Task details:
Find all lines in the records that include the word "Copper", and copy them out.

## Start Records for this exercise

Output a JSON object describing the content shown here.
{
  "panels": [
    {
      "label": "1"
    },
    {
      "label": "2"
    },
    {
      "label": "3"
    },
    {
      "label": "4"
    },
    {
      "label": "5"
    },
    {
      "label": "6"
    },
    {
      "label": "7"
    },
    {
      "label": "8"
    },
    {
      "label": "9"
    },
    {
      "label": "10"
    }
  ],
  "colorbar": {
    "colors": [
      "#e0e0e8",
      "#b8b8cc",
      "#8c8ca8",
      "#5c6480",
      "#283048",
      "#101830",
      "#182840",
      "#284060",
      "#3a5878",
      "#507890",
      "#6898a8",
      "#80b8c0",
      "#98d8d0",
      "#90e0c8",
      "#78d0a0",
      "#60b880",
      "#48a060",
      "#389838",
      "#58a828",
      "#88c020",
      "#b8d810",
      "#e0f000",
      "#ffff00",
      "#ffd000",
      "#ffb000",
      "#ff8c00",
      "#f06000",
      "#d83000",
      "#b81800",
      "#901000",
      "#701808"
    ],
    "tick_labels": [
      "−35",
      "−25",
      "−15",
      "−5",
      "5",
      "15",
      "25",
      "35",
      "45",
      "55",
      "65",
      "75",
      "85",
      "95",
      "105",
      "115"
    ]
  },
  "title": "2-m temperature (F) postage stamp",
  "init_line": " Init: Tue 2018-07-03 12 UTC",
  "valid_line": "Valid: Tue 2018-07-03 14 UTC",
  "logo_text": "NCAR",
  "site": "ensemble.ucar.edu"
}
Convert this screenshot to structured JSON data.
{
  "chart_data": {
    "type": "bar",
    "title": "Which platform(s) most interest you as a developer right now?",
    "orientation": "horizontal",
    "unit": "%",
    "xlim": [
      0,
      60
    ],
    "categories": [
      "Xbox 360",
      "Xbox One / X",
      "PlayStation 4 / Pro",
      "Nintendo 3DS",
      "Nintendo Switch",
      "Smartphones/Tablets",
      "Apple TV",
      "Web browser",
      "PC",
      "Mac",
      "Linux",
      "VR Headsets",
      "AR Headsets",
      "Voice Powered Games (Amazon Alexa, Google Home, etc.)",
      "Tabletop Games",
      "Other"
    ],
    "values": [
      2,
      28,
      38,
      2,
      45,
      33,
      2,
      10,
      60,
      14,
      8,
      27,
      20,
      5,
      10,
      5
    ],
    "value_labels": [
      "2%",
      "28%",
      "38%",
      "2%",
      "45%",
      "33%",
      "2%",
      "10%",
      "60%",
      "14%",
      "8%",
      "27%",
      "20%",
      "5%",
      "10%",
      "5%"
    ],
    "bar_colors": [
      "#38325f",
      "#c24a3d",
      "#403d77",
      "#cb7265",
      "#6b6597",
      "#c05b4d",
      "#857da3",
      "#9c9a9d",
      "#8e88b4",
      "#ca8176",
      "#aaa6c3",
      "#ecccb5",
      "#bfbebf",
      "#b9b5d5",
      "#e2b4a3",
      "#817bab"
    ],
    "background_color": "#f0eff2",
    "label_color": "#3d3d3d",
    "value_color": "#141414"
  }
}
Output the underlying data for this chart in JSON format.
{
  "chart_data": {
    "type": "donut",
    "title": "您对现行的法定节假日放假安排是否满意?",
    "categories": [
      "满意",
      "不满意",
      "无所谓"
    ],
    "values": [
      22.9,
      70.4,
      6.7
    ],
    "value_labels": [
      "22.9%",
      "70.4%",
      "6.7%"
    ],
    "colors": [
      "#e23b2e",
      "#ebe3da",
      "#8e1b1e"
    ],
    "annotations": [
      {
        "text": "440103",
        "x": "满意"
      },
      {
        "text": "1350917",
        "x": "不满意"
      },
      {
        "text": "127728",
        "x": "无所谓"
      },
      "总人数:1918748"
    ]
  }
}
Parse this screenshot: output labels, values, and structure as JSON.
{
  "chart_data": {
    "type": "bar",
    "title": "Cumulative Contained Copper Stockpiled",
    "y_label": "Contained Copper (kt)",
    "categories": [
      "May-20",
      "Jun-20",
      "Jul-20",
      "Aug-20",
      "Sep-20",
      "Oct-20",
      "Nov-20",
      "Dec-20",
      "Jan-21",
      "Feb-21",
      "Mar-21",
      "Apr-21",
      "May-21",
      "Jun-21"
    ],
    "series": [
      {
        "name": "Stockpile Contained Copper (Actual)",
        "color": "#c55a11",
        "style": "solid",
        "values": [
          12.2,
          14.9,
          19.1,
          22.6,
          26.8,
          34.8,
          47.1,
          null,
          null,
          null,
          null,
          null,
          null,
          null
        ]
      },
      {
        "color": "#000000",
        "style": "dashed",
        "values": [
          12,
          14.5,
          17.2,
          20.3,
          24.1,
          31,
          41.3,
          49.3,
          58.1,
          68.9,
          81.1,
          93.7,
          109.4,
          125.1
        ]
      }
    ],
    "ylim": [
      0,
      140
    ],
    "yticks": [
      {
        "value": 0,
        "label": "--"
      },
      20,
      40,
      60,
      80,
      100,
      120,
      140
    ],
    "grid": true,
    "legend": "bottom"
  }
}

## End Records for this exercise

The solution:
    "title": "Cumulative Contained Copper Stockpiled",
    "y_label": "Contained Copper (kt)",
        "name": "Stockpile Contained Copper (Actual)",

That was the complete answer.